(Saved entries)

-- Begin --

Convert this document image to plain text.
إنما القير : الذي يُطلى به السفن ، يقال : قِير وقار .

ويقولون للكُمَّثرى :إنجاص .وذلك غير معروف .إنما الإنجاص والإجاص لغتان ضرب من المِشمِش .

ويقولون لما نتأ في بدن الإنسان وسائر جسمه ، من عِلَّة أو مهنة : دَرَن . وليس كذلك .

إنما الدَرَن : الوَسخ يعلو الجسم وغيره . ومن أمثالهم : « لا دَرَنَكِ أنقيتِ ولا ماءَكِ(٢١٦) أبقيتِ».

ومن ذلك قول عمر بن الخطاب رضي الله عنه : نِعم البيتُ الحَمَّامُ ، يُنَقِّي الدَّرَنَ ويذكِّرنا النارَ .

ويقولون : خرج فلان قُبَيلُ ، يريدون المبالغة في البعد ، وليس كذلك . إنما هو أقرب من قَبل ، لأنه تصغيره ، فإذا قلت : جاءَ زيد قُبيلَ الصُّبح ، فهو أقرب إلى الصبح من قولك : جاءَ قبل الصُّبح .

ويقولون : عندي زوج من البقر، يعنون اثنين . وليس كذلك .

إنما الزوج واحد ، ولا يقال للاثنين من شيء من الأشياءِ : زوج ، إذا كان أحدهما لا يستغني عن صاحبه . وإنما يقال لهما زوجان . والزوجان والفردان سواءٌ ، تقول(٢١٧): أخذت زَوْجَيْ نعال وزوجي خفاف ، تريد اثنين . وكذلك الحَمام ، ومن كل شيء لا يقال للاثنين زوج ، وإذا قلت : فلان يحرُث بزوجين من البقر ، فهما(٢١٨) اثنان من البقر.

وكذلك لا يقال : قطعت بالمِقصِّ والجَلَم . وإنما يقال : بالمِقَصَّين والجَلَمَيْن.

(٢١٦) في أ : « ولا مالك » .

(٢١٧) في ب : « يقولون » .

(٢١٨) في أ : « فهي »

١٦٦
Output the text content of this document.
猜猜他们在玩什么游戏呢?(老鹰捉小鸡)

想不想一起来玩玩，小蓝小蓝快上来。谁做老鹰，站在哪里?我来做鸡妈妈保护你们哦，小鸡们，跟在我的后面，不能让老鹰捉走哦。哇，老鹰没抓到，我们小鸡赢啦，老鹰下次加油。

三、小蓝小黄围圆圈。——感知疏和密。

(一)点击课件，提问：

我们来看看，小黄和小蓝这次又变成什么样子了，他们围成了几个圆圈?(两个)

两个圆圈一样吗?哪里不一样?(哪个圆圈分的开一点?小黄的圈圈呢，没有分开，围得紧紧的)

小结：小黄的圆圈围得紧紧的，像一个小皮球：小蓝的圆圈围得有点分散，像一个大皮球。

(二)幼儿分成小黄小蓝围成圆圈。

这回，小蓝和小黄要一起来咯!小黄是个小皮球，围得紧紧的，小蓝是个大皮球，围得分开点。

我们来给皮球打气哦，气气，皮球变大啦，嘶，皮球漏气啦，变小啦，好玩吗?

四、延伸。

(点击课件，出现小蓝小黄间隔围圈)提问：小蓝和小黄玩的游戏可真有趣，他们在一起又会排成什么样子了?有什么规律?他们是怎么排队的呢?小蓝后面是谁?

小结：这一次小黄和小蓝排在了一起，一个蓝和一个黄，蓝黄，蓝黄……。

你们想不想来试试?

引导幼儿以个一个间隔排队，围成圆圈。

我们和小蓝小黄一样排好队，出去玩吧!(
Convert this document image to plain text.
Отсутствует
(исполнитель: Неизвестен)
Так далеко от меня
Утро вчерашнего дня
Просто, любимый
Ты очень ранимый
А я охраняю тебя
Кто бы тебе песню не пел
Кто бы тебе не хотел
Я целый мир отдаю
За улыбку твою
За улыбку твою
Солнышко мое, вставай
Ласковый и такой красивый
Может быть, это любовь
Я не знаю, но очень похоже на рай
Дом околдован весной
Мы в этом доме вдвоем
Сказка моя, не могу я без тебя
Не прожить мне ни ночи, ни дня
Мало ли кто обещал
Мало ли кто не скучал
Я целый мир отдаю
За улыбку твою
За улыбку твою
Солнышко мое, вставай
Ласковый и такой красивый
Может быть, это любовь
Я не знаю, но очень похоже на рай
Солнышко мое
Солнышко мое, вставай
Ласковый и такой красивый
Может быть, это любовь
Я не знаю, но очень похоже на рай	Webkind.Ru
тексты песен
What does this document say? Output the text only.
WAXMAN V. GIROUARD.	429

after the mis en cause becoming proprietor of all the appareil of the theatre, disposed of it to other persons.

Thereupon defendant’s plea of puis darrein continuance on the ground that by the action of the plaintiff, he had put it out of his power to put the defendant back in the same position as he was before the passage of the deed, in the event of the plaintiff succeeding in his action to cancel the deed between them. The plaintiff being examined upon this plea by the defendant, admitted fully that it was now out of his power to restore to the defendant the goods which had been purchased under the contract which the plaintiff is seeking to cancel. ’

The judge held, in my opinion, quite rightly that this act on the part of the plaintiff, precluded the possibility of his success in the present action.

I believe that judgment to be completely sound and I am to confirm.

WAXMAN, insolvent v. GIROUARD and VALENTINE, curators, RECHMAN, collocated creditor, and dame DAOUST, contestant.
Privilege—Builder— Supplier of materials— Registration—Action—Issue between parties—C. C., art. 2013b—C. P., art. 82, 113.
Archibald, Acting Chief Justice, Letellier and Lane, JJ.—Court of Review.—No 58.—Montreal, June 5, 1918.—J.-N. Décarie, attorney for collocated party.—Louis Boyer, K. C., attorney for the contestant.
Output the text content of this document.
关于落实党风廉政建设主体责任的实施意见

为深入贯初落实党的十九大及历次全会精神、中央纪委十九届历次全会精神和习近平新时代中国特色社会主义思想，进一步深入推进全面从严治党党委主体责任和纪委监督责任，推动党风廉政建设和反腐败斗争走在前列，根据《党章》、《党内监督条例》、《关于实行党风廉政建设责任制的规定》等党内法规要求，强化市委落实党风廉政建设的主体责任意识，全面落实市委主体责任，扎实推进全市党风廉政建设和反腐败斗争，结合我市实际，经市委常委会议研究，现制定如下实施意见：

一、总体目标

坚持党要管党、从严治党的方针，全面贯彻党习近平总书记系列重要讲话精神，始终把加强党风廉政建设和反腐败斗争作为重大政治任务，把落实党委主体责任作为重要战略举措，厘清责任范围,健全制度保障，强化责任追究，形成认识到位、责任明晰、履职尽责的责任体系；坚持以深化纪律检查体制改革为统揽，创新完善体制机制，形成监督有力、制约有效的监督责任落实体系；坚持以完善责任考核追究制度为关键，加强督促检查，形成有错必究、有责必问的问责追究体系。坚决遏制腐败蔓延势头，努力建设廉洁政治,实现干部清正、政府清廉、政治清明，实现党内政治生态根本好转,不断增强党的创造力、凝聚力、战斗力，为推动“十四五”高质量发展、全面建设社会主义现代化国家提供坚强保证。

-- End --

### [WHAT YOU SHOULD DO]
Return all of the entries exactly as written.

### [RESPONSE TO THIS TASK]
Convert this document image to plain text.
إنما القير : الذي يُطلى به السفن ، يقال : قِير وقار .

ويقولون للكُمَّثرى :إنجاص .وذلك غير معروف .إنما الإنجاص والإجاص لغتان ضرب من المِشمِش .

ويقولون لما نتأ في بدن الإنسان وسائر جسمه ، من عِلَّة أو مهنة : دَرَن . وليس كذلك .

إنما الدَرَن : الوَسخ يعلو الجسم وغيره . ومن أمثالهم : « لا دَرَنَكِ أنقيتِ ولا ماءَكِ(٢١٦) أبقيتِ».

ومن ذلك قول عمر بن الخطاب رضي الله عنه : نِعم البيتُ الحَمَّامُ ، يُنَقِّي الدَّرَنَ ويذكِّرنا النارَ .

ويقولون : خرج فلان قُبَيلُ ، يريدون المبالغة في البعد ، وليس كذلك . إنما هو أقرب من قَبل ، لأنه تصغيره ، فإذا قلت : جاءَ زيد قُبيلَ الصُّبح ، فهو أقرب إلى الصبح من قولك : جاءَ قبل الصُّبح .

ويقولون : عندي زوج من البقر، يعنون اثنين . وليس كذلك .

إنما الزوج واحد ، ولا يقال للاثنين من شيء من الأشياءِ : زوج ، إذا كان أحدهما لا يستغني عن صاحبه . وإنما يقال لهما زوجان . والزوجان والفردان سواءٌ ، تقول(٢١٧): أخذت زَوْجَيْ نعال وزوجي خفاف ، تريد اثنين . وكذلك الحَمام ، ومن كل شيء لا يقال للاثنين زوج ، وإذا قلت : فلان يحرُث بزوجين من البقر ، فهما(٢١٨) اثنان من البقر.

وكذلك لا يقال : قطعت بالمِقصِّ والجَلَم . وإنما يقال : بالمِقَصَّين والجَلَمَيْن.

(٢١٦) في أ : « ولا مالك » .

(٢١٧) في ب : « يقولون » .

(٢١٨) في أ : « فهي »

١٦٦
Output the text content of this document.
猜猜他们在玩什么游戏呢?(老鹰捉小鸡)

想不想一起来玩玩，小蓝小蓝快上来。谁做老鹰，站在哪里?我来做鸡妈妈保护你们哦，小鸡们，跟在我的后面，不能让老鹰捉走哦。哇，老鹰没抓到，我们小鸡赢啦，老鹰下次加油。

三、小蓝小黄围圆圈。——感知疏和密。

(一)点击课件，提问：

我们来看看，小黄和小蓝这次又变成什么样子了，他们围成了几个圆圈?(两个)

两个圆圈一样吗?哪里不一样?(哪个圆圈分的开一点?小黄的圈圈呢，没有分开，围得紧紧的)

小结：小黄的圆圈围得紧紧的，像一个小皮球：小蓝的圆圈围得有点分散，像一个大皮球。

(二)幼儿分成小黄小蓝围成圆圈。

这回，小蓝和小黄要一起来咯!小黄是个小皮球，围得紧紧的，小蓝是个大皮球，围得分开点。

我们来给皮球打气哦，气气，皮球变大啦，嘶，皮球漏气啦，变小啦，好玩吗?

四、延伸。

(点击课件，出现小蓝小黄间隔围圈)提问：小蓝和小黄玩的游戏可真有趣，他们在一起又会排成什么样子了?有什么规律?他们是怎么排队的呢?小蓝后面是谁?

小结：这一次小黄和小蓝排在了一起，一个蓝和一个黄，蓝黄，蓝黄……。

你们想不想来试试?

引导幼儿以个一个间隔排队，围成圆圈。

我们和小蓝小黄一样排好队，出去玩吧!(
Convert this document image to plain text.
Отсутствует
(исполнитель: Неизвестен)
Так далеко от меня
Утро вчерашнего дня
Просто, любимый
Ты очень ранимый
А я охраняю тебя
Кто бы тебе песню не пел
Кто бы тебе не хотел
Я целый мир отдаю
За улыбку твою
За улыбку твою
Солнышко мое, вставай
Ласковый и такой красивый
Может быть, это любовь
Я не знаю, но очень похоже на рай
Дом околдован весной
Мы в этом доме вдвоем
Сказка моя, не могу я без тебя
Не прожить мне ни ночи, ни дня
Мало ли кто обещал
Мало ли кто не скучал
Я целый мир отдаю
За улыбку твою
За улыбку твою
Солнышко мое, вставай
Ласковый и такой красивый
Может быть, это любовь
Я не знаю, но очень похоже на рай
Солнышко мое
Солнышко мое, вставай
Ласковый и такой красивый
Может быть, это любовь
Я не знаю, но очень похоже на рай	Webkind.Ru
тексты песен
What does this document say? Output the text only.
WAXMAN V. GIROUARD.	429

after the mis en cause becoming proprietor of all the appareil of the theatre, disposed of it to other persons.

Thereupon defendant’s plea of puis darrein continuance on the ground that by the action of the plaintiff, he had put it out of his power to put the defendant back in the same position as he was before the passage of the deed, in the event of the plaintiff succeeding in his action to cancel the deed between them. The plaintiff being examined upon this plea by the defendant, admitted fully that it was now out of his power to restore to the defendant the goods which had been purchased under the contract which the plaintiff is seeking to cancel. ’

The judge held, in my opinion, quite rightly that this act on the part of the plaintiff, precluded the possibility of his success in the present action.

I believe that judgment to be completely sound and I am to confirm.

WAXMAN, insolvent v. GIROUARD and VALENTINE, curators, RECHMAN, collocated creditor, and dame DAOUST, contestant.
Privilege—Builder— Supplier of materials— Registration—Action—Issue between parties—C. C., art. 2013b—C. P., art. 82, 113.
Archibald, Acting Chief Justice, Letellier and Lane, JJ.—Court of Review.—No 58.—Montreal, June 5, 1918.—J.-N. Décarie, attorney for collocated party.—Louis Boyer, K. C., attorney for the contestant.
Output the text content of this document.
关于落实党风廉政建设主体责任的实施意见

为深入贯初落实党的十九大及历次全会精神、中央纪委十九届历次全会精神和习近平新时代中国特色社会主义思想，进一步深入推进全面从严治党党委主体责任和纪委监督责任，推动党风廉政建设和反腐败斗争走在前列，根据《党章》、《党内监督条例》、《关于实行党风廉政建设责任制的规定》等党内法规要求，强化市委落实党风廉政建设的主体责任意识，全面落实市委主体责任，扎实推进全市党风廉政建设和反腐败斗争，结合我市实际，经市委常委会议研究，现制定如下实施意见：

一、总体目标

坚持党要管党、从严治党的方针，全面贯彻党习近平总书记系列重要讲话精神，始终把加强党风廉政建设和反腐败斗争作为重大政治任务，把落实党委主体责任作为重要战略举措，厘清责任范围,健全制度保障，强化责任追究，形成认识到位、责任明晰、履职尽责的责任体系；坚持以深化纪律检查体制改革为统揽，创新完善体制机制，形成监督有力、制约有效的监督责任落实体系；坚持以完善责任考核追究制度为关键，加强督促检查，形成有错必究、有责必问的问责追究体系。坚决遏制腐败蔓延势头，努力建设廉洁政治,实现干部清正、政府清廉、政治清明，实现党内政治生态根本好转,不断增强党的创造力、凝聚力、战斗力，为推动“十四五”高质量发展、全面建设社会主义现代化国家提供坚强保证。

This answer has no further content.